■ **Given request**: Scan the lines below for the string "GALP" and copy every one that has it.

[Records excerpted from a collection]
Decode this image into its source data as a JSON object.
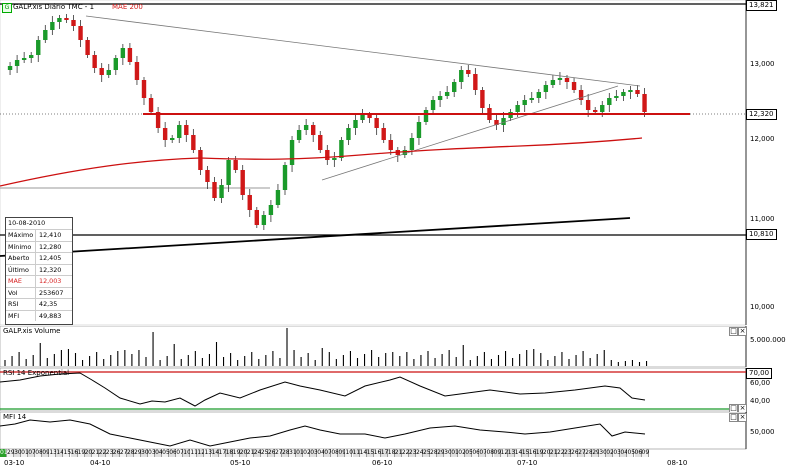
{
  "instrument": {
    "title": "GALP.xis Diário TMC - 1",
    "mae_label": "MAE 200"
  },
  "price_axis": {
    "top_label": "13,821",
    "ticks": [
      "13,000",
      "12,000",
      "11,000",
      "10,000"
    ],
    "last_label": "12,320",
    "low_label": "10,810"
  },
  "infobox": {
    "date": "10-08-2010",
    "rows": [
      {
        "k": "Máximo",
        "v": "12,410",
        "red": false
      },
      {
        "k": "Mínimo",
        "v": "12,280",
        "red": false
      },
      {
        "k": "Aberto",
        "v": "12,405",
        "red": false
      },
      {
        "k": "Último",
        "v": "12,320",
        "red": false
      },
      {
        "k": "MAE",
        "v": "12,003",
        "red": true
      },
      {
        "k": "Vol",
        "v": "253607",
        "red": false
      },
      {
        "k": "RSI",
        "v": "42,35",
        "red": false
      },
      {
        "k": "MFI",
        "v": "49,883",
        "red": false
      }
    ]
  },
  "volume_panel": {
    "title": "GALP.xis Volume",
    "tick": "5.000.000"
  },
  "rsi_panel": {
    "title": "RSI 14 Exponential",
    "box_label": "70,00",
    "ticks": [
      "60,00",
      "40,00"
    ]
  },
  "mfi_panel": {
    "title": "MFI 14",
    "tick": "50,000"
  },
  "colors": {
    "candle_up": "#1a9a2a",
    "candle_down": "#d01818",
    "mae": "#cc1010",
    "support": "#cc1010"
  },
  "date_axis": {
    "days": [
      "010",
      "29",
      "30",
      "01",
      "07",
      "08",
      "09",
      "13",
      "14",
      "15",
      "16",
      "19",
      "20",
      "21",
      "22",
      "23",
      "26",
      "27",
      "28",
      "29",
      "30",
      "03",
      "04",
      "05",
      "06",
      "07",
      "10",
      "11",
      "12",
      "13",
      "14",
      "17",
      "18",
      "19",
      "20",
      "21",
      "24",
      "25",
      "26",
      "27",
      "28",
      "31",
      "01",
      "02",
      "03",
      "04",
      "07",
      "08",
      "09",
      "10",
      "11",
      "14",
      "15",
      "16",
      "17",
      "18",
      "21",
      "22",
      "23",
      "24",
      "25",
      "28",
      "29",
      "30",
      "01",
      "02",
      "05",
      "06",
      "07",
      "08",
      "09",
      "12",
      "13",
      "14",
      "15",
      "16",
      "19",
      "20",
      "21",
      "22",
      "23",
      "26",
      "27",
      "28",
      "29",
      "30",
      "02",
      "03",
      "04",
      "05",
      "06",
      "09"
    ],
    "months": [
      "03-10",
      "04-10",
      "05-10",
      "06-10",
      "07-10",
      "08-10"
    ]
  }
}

■ **Task output**:
    "title": "GALP.xis Diário TMC - 1",
    "title": "GALP.xis Volume",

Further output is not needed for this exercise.